- [Short exercise]: Check each line of the data below for the word "bosatt", then extract the ones that have it.

--- Begin Data section ---

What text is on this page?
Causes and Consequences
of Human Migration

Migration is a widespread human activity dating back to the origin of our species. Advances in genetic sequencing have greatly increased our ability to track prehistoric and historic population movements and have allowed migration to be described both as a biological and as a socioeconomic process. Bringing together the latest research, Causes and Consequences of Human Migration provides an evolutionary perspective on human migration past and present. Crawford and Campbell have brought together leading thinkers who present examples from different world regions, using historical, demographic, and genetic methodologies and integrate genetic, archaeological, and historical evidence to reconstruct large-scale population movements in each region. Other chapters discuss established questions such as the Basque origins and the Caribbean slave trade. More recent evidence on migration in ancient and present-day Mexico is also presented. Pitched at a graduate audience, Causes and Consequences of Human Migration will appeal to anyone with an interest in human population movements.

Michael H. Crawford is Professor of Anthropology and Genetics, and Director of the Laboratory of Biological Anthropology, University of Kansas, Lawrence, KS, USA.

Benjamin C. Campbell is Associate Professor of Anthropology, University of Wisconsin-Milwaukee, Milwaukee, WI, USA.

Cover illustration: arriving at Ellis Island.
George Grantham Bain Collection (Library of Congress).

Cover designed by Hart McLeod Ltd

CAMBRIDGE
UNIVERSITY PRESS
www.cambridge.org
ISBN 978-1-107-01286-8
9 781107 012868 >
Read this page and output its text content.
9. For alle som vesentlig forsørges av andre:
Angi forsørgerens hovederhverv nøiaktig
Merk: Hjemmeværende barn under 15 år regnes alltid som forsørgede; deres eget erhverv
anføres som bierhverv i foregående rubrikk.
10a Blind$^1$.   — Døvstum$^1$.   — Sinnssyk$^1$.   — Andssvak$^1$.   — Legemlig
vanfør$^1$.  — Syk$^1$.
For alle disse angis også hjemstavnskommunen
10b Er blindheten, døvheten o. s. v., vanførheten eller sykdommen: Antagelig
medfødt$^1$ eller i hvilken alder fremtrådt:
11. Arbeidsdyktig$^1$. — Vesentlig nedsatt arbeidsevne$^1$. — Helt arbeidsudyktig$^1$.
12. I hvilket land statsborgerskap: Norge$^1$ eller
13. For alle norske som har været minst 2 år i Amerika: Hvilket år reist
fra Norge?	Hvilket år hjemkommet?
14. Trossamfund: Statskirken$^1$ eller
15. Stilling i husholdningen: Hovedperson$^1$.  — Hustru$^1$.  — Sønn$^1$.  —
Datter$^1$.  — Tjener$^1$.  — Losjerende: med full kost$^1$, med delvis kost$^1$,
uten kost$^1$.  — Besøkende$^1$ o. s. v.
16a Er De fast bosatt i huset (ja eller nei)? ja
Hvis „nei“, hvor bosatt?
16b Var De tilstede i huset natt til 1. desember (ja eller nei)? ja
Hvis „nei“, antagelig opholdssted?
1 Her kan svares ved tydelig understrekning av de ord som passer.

--- End Data section ---

- [Result of the exercise]:
16a Er De fast bosatt i huset (ja eller nei)? ja
Hvis „nei“, hvor bosatt?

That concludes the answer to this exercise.